- Given request: Quote all entries in full, exactly.

# Start of Supplied data

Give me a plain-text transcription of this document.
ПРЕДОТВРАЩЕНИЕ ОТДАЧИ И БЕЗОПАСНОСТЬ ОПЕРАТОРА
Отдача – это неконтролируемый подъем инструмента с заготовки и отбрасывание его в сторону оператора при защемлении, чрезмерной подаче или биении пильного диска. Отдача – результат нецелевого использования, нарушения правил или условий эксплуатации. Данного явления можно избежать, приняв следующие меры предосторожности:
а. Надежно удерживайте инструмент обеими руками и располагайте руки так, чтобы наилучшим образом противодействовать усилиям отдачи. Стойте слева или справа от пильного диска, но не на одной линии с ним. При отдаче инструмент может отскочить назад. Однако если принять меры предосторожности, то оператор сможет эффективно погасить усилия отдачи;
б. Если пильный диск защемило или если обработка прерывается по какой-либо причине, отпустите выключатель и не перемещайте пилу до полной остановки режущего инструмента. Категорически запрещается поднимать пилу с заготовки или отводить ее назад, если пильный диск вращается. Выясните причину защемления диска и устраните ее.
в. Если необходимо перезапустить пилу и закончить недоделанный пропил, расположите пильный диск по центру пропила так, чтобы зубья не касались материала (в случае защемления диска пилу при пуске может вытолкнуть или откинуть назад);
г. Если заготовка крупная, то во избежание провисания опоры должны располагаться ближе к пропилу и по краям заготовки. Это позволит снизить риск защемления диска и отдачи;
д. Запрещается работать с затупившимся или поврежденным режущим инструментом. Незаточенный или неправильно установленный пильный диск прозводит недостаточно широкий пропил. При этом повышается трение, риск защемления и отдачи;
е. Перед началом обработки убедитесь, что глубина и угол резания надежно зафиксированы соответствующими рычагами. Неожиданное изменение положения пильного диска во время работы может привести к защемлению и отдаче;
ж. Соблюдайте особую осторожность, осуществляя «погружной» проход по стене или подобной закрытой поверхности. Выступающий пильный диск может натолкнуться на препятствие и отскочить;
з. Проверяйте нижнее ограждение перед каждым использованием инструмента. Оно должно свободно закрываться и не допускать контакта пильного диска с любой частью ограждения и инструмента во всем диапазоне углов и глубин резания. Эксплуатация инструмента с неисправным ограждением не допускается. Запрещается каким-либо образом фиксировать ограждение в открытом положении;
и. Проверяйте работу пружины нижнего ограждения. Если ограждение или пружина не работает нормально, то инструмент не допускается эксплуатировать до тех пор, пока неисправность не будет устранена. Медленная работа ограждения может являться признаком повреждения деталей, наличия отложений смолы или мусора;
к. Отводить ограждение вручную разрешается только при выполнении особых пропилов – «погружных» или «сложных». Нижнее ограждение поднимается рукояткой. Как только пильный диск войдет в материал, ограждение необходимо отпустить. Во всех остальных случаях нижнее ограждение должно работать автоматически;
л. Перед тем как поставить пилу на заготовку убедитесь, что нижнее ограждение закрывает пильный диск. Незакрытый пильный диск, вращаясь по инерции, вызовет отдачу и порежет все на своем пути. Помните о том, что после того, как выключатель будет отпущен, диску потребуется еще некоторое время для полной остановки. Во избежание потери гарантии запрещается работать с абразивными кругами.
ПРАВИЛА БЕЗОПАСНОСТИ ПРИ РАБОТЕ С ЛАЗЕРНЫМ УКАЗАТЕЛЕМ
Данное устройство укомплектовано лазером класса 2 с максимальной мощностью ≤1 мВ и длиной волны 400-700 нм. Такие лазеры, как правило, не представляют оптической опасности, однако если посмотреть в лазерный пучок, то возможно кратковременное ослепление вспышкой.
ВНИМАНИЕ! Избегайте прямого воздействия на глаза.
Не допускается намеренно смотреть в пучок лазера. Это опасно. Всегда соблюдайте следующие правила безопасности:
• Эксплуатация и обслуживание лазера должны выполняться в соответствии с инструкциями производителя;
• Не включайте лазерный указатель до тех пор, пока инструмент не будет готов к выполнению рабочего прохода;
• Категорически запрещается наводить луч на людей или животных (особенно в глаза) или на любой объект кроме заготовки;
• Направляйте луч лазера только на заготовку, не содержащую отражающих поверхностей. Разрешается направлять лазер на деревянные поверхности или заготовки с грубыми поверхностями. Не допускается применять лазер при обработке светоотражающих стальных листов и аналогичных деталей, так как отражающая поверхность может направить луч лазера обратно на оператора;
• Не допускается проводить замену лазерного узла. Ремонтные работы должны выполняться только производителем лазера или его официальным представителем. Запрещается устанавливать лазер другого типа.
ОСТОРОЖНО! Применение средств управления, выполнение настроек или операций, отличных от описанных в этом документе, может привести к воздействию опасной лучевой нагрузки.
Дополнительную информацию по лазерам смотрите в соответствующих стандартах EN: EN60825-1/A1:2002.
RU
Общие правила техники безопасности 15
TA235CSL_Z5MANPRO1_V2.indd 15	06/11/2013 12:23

# End of Supplied data

- Exercise solution:
Give me a plain-text transcription of this document.
ПРЕДОТВРАЩЕНИЕ ОТДАЧИ И БЕЗОПАСНОСТЬ ОПЕРАТОРА
Отдача – это неконтролируемый подъем инструмента с заготовки и отбрасывание его в сторону оператора при защемлении, чрезмерной подаче или биении пильного диска. Отдача – результат нецелевого использования, нарушения правил или условий эксплуатации. Данного явления можно избежать, приняв следующие меры предосторожности:
а. Надежно удерживайте инструмент обеими руками и располагайте руки так, чтобы наилучшим образом противодействовать усилиям отдачи. Стойте слева или справа от пильного диска, но не на одной линии с ним. При отдаче инструмент может отскочить назад. Однако если принять меры предосторожности, то оператор сможет эффективно погасить усилия отдачи;
б. Если пильный диск защемило или если обработка прерывается по какой-либо причине, отпустите выключатель и не перемещайте пилу до полной остановки режущего инструмента. Категорически запрещается поднимать пилу с заготовки или отводить ее назад, если пильный диск вращается. Выясните причину защемления диска и устраните ее.
в. Если необходимо перезапустить пилу и закончить недоделанный пропил, расположите пильный диск по центру пропила так, чтобы зубья не касались материала (в случае защемления диска пилу при пуске может вытолкнуть или откинуть назад);
г. Если заготовка крупная, то во избежание провисания опоры должны располагаться ближе к пропилу и по краям заготовки. Это позволит снизить риск защемления диска и отдачи;
д. Запрещается работать с затупившимся или поврежденным режущим инструментом. Незаточенный или неправильно установленный пильный диск прозводит недостаточно широкий пропил. При этом повышается трение, риск защемления и отдачи;
е. Перед началом обработки убедитесь, что глубина и угол резания надежно зафиксированы соответствующими рычагами. Неожиданное изменение положения пильного диска во время работы может привести к защемлению и отдаче;
ж. Соблюдайте особую осторожность, осуществляя «погружной» проход по стене или подобной закрытой поверхности. Выступающий пильный диск может натолкнуться на препятствие и отскочить;
з. Проверяйте нижнее ограждение перед каждым использованием инструмента. Оно должно свободно закрываться и не допускать контакта пильного диска с любой частью ограждения и инструмента во всем диапазоне углов и глубин резания. Эксплуатация инструмента с неисправным ограждением не допускается. Запрещается каким-либо образом фиксировать ограждение в открытом положении;
и. Проверяйте работу пружины нижнего ограждения. Если ограждение или пружина не работает нормально, то инструмент не допускается эксплуатировать до тех пор, пока неисправность не будет устранена. Медленная работа ограждения может являться признаком повреждения деталей, наличия отложений смолы или мусора;
к. Отводить ограждение вручную разрешается только при выполнении особых пропилов – «погружных» или «сложных». Нижнее ограждение поднимается рукояткой. Как только пильный диск войдет в материал, ограждение необходимо отпустить. Во всех остальных случаях нижнее ограждение должно работать автоматически;
л. Перед тем как поставить пилу на заготовку убедитесь, что нижнее ограждение закрывает пильный диск. Незакрытый пильный диск, вращаясь по инерции, вызовет отдачу и порежет все на своем пути. Помните о том, что после того, как выключатель будет отпущен, диску потребуется еще некоторое время для полной остановки. Во избежание потери гарантии запрещается работать с абразивными кругами.
ПРАВИЛА БЕЗОПАСНОСТИ ПРИ РАБОТЕ С ЛАЗЕРНЫМ УКАЗАТЕЛЕМ
Данное устройство укомплектовано лазером класса 2 с максимальной мощностью ≤1 мВ и длиной волны 400-700 нм. Такие лазеры, как правило, не представляют оптической опасности, однако если посмотреть в лазерный пучок, то возможно кратковременное ослепление вспышкой.
ВНИМАНИЕ! Избегайте прямого воздействия на глаза.
Не допускается намеренно смотреть в пучок лазера. Это опасно. Всегда соблюдайте следующие правила безопасности:
• Эксплуатация и обслуживание лазера должны выполняться в соответствии с инструкциями производителя;
• Не включайте лазерный указатель до тех пор, пока инструмент не будет готов к выполнению рабочего прохода;
• Категорически запрещается наводить луч на людей или животных (особенно в глаза) или на любой объект кроме заготовки;
• Направляйте луч лазера только на заготовку, не содержащую отражающих поверхностей. Разрешается направлять лазер на деревянные поверхности или заготовки с грубыми поверхностями. Не допускается применять лазер при обработке светоотражающих стальных листов и аналогичных деталей, так как отражающая поверхность может направить луч лазера обратно на оператора;
• Не допускается проводить замену лазерного узла. Ремонтные работы должны выполняться только производителем лазера или его официальным представителем. Запрещается устанавливать лазер другого типа.
ОСТОРОЖНО! Применение средств управления, выполнение настроек или операций, отличных от описанных в этом документе, может привести к воздействию опасной лучевой нагрузки.
Дополнительную информацию по лазерам смотрите в соответствующих стандартах EN: EN60825-1/A1:2002.
RU
Общие правила техники безопасности 15
TA235CSL_Z5MANPRO1_V2.indd 15	06/11/2013 12:23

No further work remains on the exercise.